start SUPPLIED INFORMATION

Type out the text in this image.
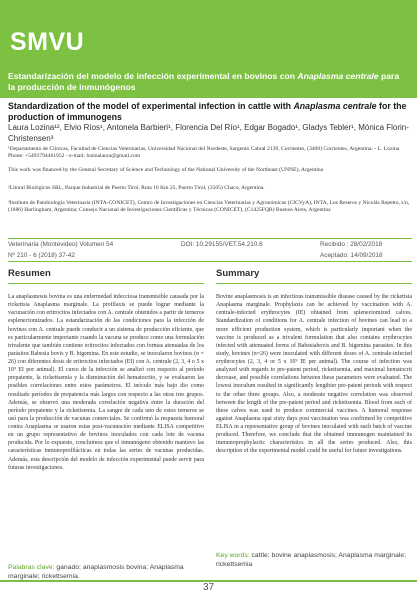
SMVU
Estandarización del modelo de infección experimental en bovinos con Anaplasma centrale para la producción de inmunógenos
Standardization of the model of experimental infection in cattle with Anaplasma centrale for the production of immunogens
Laura Lozina¹², Elvio Ríos¹, Antonela Barbieri¹, Florencia Del Río¹, Edgar Bogado¹, Gladys Tebler¹, Mónica Florin-Christensen³
¹Departamento de Clínicas, Facultad de Ciencias Veterinarias, Universidad Nacional del Nordeste, Sargento Cabral 2139, Corrientes, (3400) Corrientes, Argentina. - L. Lozina Phone: +5493794461952 - e-mail: lozinalaura@gmail.com
This work was financed by the General Secretary of Science and Technology of the National University of the Northeast (UNNE), Argentina
²Litoral Biológicos SRL, Parque Industrial de Puerto Tirol, Ruta 16 Km 25, Puerto Tirol, (3505) Chaco, Argentina.
³Instituto de Patobiología Veterinaria (INTA-CONICET), Centro de Investigaciones en Ciencias Veterinarias y Agronómicas (CICVyA), INTA, Los Reseros y Nicolás Repetto, s/n, (1686) Hurlingham, Argentina; Consejo Nacional de Investigaciones Científicas y Técnicas (CONICET), (C1425FQB) Buenos Aires, Argentina
Veterinaria (Montevideo) Volumen 54
Nº 210 - 6 (2018) 37-42
DOI: 10.29155/VET.54.210.6	Recibido : 28/02/2018
Aceptado: 14/09/2018
Resumen	Summary
La anaplasmosis bovina es una enfermedad infecciosa transmisible causada por la rickettsia Anaplasma marginale. La profilaxis se puede lograr mediante la vacunación con eritrocitos infectados con A. centrale obtenidos a partir de terneros esplenectomizados. La estandarización de las condiciones para la infección de bovinos con A. centrale puede conducir a un sistema de producción eficiente, que es particularmente importante cuando la vacuna se produce como una formulación trivalente que también contiene eritrocitos infectados con formas atenuadas de los parásitos Babesia bovis y B. bigemina. En este estudio, se inocularon bovinos (n = 26) con diferentes dosis de eritrocitos infectados (EI) con A. centrale (2, 3, 4 o 5 x 10⁹ EI por animal). El curso de la infección se analizó con respecto al período prepatente, la rickettsemia y la disminución del hematocrito, y se evaluaron las posibles correlaciones entre estos parámetros. El inóculo más bajo dio como resultado períodos de prepatencia más largos con respecto a las otras tres grupos. Además, se observó una moderada correlación negativa entre la duración del período prepatente y la rickettsemia. La sangre de cada uno de estos terneros se usó para la producción de vacunas comerciales. Se confirmó la respuesta humoral contra Anaplasma se usaron estas post-vacunación mediante ELISA competitivo en un grupo representativo de bovinos inoculados con cada lote de vacuna producida. Por lo expuesto, concluimos que el inmunógeno obtenido mantuvo las características inmunoprofilácticas en todas las series de vacunas producidas. Además, esta descripción del modelo de infección experimental puede servir para futuras investigaciones.
Bovine anaplasmosis is an infectious transmissible disease caused by the rickettsia Anaplasma marginale. Prophylaxis can be achieved by vaccination with A. centrale-infected erythrocytes (IE) obtained from splenectomized calves. Standardization of conditions for A. centrale infection of bovines can lead to a more efficient production system, which is particularly important when the vaccine is produced as a trivalent formulation that also contains erythrocytes infected with attenuated forms of Babesiabovis and B. bigemina parasites. In this study, bovines (n=26) were inoculated with different doses of A. centrale-infected erythrocytes (2, 3, 4 or 5 x 10⁹ IE per animal). The course of infection was analyzed with regards to pre-patent period, rickettsemia, and maximal hematocrit decrease, and possible correlations between these parameters were evaluated. The lowest inoculum resulted in significantly lengthier pre-patent periods with respect to the other three groups. Also, a moderate negative correlation was observed between the length of the pre-patent period and rickettsemia. Blood from each of these calves was used to produce commercial vaccines. A humoral response against Anaplasma spai sixty days post vaccination was confirmed by competitive ELISA in a representative group of bovines inoculated with each batch of vaccine produced. Therefore, we conclude that the obtained immunogen maintained its immunoprophylactic characteristics in all the series produced. Also, this description of the experimental model could be useful for future investigations.
Palabras clave: ganado; anaplasmosis bovina; Anaplasma marginale; rickettsemia.
Key words: cattle; bovine anaplasmosis; Anaplasma marginale; rickettsemia
37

end SUPPLIED INFORMATION

__SET TASK__.
Find every line that includes the string "cattle". Report how many there are and nothing else.

__RESULT OF THE TASK__.
2